→ **Aim of the exercise**:
Type out the complete listing below word for word, without its pictures.
· · · · ·
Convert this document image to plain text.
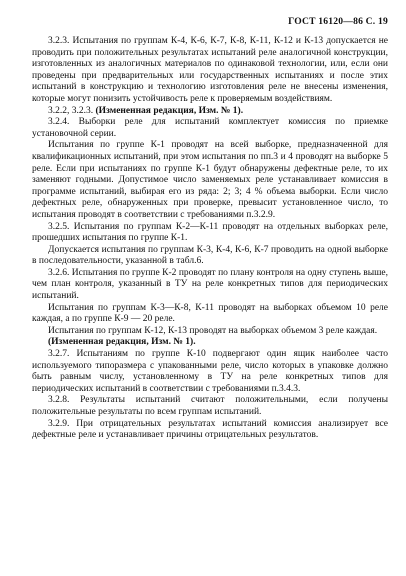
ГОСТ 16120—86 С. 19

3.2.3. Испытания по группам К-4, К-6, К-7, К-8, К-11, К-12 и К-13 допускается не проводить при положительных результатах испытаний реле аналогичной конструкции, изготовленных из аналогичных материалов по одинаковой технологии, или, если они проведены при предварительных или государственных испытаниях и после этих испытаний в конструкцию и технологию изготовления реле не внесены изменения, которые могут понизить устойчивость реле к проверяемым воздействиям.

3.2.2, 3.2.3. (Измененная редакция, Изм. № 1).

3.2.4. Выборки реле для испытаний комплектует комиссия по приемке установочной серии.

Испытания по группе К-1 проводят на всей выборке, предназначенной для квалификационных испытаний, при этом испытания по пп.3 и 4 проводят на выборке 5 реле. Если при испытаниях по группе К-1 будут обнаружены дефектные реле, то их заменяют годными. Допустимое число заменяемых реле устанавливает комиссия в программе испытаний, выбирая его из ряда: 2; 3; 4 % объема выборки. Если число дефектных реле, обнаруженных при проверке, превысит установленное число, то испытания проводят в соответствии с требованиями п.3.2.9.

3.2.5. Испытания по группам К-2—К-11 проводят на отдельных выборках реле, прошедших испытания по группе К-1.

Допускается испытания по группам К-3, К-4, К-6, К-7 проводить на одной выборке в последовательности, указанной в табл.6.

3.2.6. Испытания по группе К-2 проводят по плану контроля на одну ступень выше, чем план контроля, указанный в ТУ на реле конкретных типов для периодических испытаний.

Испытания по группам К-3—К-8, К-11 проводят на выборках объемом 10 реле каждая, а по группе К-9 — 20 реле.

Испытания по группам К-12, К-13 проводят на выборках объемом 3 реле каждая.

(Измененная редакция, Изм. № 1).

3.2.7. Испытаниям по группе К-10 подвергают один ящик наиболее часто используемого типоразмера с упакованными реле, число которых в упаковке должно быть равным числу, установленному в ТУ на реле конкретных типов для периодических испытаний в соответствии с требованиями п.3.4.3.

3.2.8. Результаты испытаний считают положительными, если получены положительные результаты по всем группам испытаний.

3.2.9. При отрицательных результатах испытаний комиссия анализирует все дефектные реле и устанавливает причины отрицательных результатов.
· · · · ·
→ **Exercise answer**:
Convert this document image to plain text.
ГОСТ 16120—86 С. 19

3.2.3. Испытания по группам К-4, К-6, К-7, К-8, К-11, К-12 и К-13 допускается не проводить при положительных результатах испытаний реле аналогичной конструкции, изготовленных из аналогичных материалов по одинаковой технологии, или, если они проведены при предварительных или государственных испытаниях и после этих испытаний в конструкцию и технологию изготовления реле не внесены изменения, которые могут понизить устойчивость реле к проверяемым воздействиям.

3.2.2, 3.2.3. (Измененная редакция, Изм. № 1).

3.2.4. Выборки реле для испытаний комплектует комиссия по приемке установочной серии.

Испытания по группе К-1 проводят на всей выборке, предназначенной для квалификационных испытаний, при этом испытания по пп.3 и 4 проводят на выборке 5 реле. Если при испытаниях по группе К-1 будут обнаружены дефектные реле, то их заменяют годными. Допустимое число заменяемых реле устанавливает комиссия в программе испытаний, выбирая его из ряда: 2; 3; 4 % объема выборки. Если число дефектных реле, обнаруженных при проверке, превысит установленное число, то испытания проводят в соответствии с требованиями п.3.2.9.

3.2.5. Испытания по группам К-2—К-11 проводят на отдельных выборках реле, прошедших испытания по группе К-1.

Допускается испытания по группам К-3, К-4, К-6, К-7 проводить на одной выборке в последовательности, указанной в табл.6.

3.2.6. Испытания по группе К-2 проводят по плану контроля на одну ступень выше, чем план контроля, указанный в ТУ на реле конкретных типов для периодических испытаний.

Испытания по группам К-3—К-8, К-11 проводят на выборках объемом 10 реле каждая, а по группе К-9 — 20 реле.

Испытания по группам К-12, К-13 проводят на выборках объемом 3 реле каждая.

(Измененная редакция, Изм. № 1).

3.2.7. Испытаниям по группе К-10 подвергают один ящик наиболее часто используемого типоразмера с упакованными реле, число которых в упаковке должно быть равным числу, установленному в ТУ на реле конкретных типов для периодических испытаний в соответствии с требованиями п.3.4.3.

3.2.8. Результаты испытаний считают положительными, если получены положительные результаты по всем группам испытаний.

3.2.9. При отрицательных результатах испытаний комиссия анализирует все дефектные реле и устанавливает причины отрицательных результатов.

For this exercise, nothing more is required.